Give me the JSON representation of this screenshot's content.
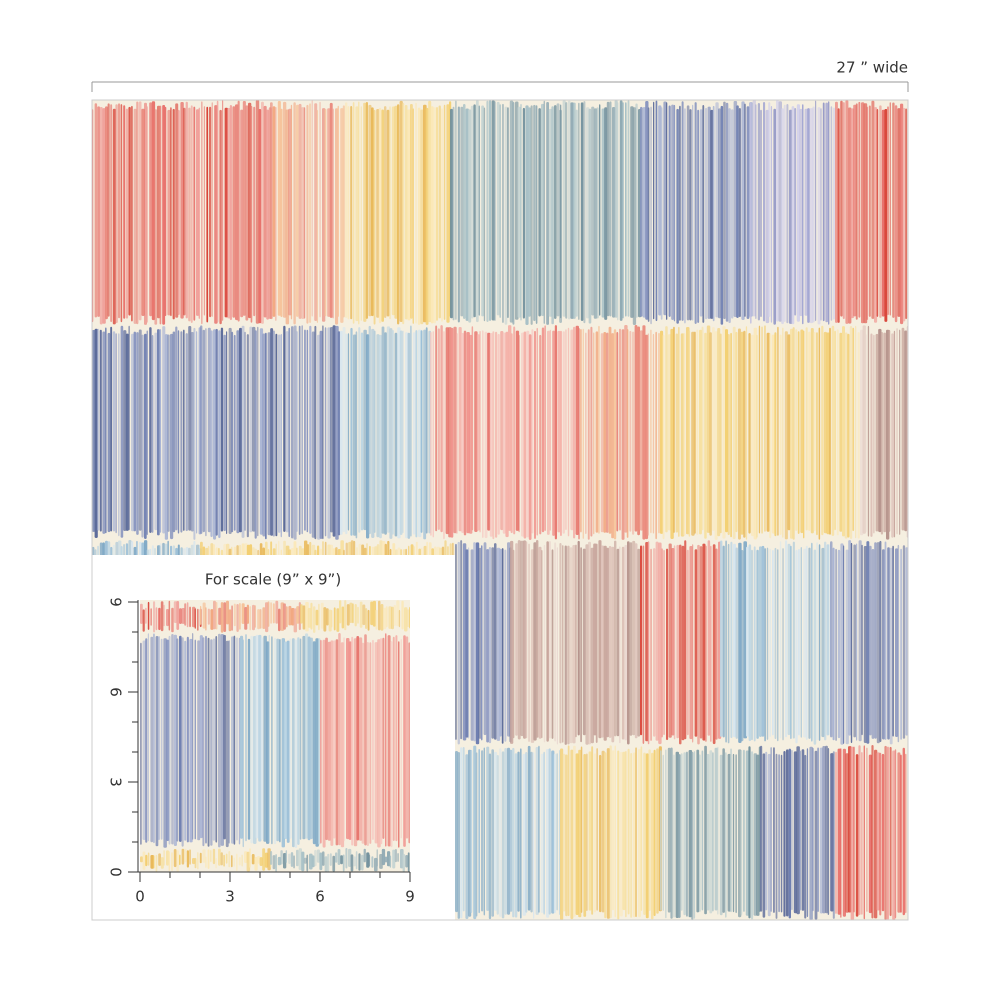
{
  "header": {
    "width_label": "27 ” wide"
  },
  "scale_box": {
    "title": "For scale (9” x 9”)",
    "x_labels": [
      "0",
      "3",
      "6",
      "9"
    ],
    "y_labels": [
      "0",
      "3",
      "6",
      "9"
    ]
  }
}
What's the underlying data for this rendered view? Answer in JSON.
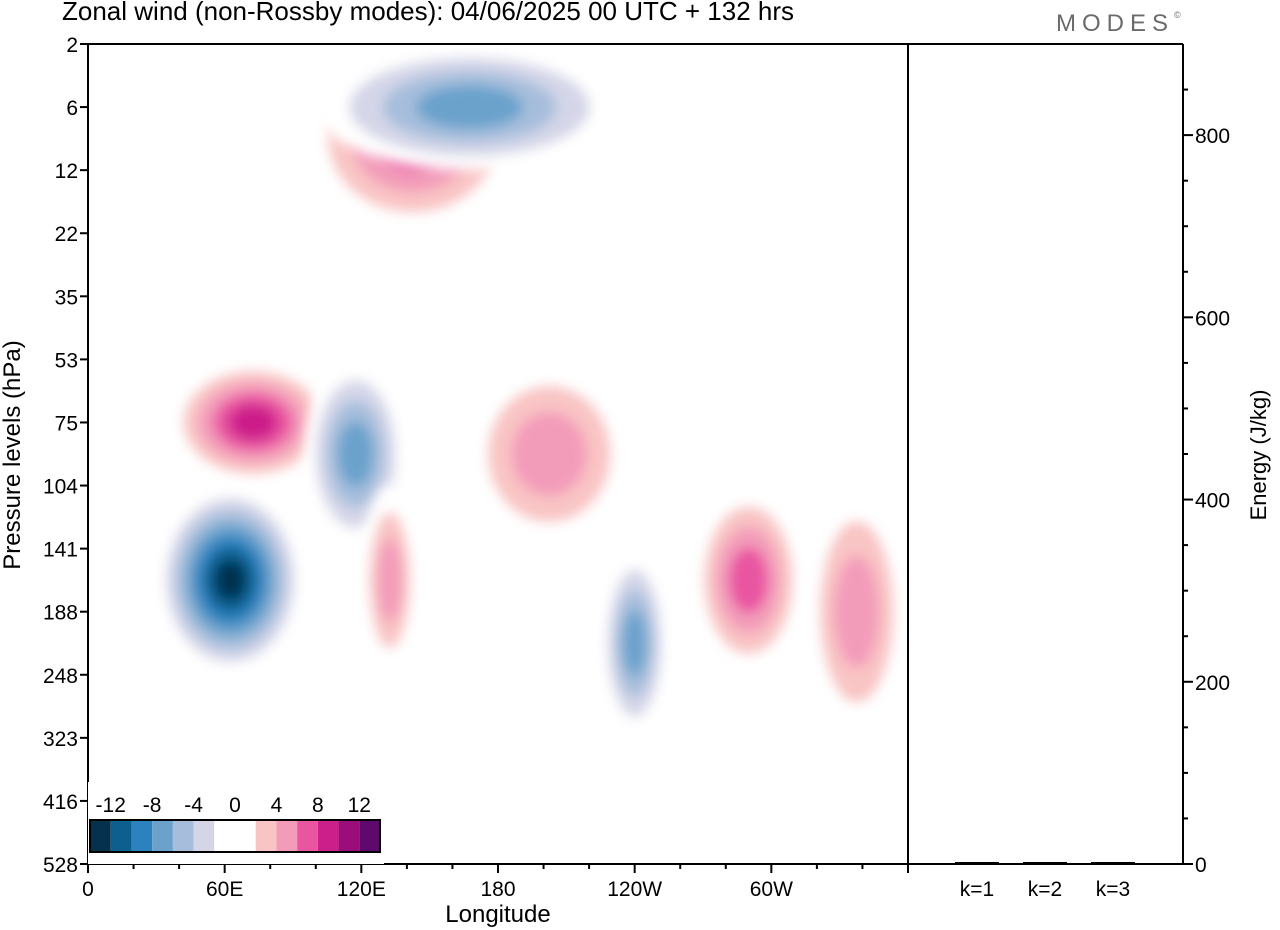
***
TASK | Transcribe the material exactly, leaving every picture out.

TASK RESPONSE |
Give me the JSON representation of this screenshot's content.
{
  "header": {
    "width_label": "27 ” wide"
  },
  "scale_box": {
    "title": "For scale (9” x 9”)",
    "x_labels": [
      "0",
      "3",
      "6",
      "9"
    ],
    "y_labels": [
      "0",
      "3",
      "6",
      "9"
    ]
  }
}
What's the underlying data for this rendered view? Answer in JSON.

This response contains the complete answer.